• [What the task asks]: Locate all lines in the data below that hold "Exceedance" and show them.

%%

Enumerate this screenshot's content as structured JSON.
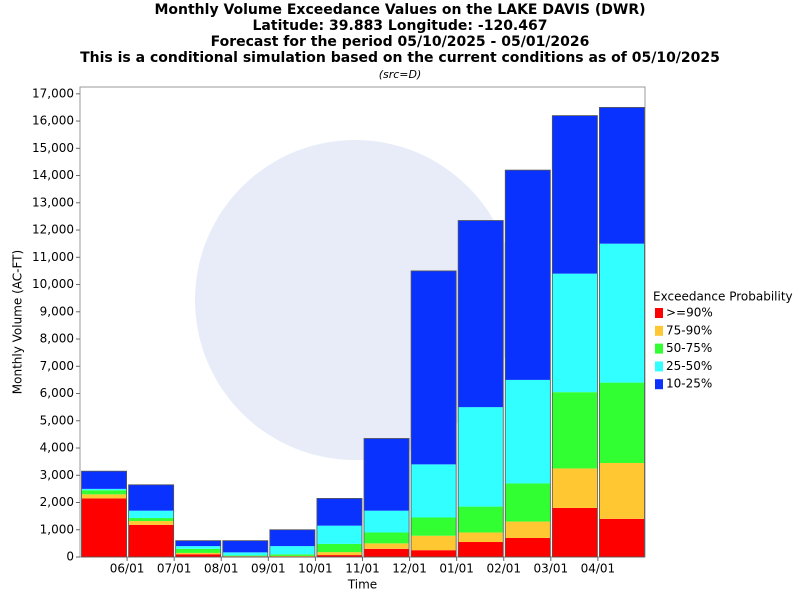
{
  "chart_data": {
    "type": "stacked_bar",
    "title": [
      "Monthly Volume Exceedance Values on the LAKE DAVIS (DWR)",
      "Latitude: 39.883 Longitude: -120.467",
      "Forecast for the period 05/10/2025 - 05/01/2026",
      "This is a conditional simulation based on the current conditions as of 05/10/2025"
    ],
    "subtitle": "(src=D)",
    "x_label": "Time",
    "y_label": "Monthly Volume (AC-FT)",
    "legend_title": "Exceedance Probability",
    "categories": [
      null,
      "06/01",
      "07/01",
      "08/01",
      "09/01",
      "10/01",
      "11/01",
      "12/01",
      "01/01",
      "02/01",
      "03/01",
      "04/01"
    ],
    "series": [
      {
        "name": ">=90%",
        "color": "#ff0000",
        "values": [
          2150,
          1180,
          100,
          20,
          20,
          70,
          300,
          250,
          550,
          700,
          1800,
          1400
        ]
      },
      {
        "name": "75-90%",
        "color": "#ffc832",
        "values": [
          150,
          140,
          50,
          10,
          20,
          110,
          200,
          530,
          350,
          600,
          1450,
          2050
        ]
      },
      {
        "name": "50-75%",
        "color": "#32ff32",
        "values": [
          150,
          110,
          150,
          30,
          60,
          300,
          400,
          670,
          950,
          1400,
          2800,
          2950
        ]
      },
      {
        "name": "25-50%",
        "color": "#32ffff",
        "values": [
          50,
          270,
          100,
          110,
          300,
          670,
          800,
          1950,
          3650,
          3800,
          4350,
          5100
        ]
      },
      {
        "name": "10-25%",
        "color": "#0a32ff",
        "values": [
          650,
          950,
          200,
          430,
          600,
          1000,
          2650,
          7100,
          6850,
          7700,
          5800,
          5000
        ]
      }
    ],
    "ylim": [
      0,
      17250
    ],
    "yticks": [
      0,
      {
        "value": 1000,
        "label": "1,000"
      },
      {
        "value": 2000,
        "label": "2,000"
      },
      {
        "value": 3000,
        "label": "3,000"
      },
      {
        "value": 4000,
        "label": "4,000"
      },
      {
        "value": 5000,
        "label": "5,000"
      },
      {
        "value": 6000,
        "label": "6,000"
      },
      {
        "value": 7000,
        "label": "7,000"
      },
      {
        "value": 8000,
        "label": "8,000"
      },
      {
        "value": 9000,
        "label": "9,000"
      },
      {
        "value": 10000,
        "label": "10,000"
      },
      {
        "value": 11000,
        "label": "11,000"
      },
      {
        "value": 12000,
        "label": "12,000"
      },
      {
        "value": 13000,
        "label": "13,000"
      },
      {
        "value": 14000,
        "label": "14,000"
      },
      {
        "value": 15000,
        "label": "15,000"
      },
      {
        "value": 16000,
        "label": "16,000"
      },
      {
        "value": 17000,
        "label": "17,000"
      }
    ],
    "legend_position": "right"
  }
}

%%

• [Exercise answer]:
      "Monthly Volume Exceedance Values on the LAKE DAVIS (DWR)",
    "legend_title": "Exceedance Probability",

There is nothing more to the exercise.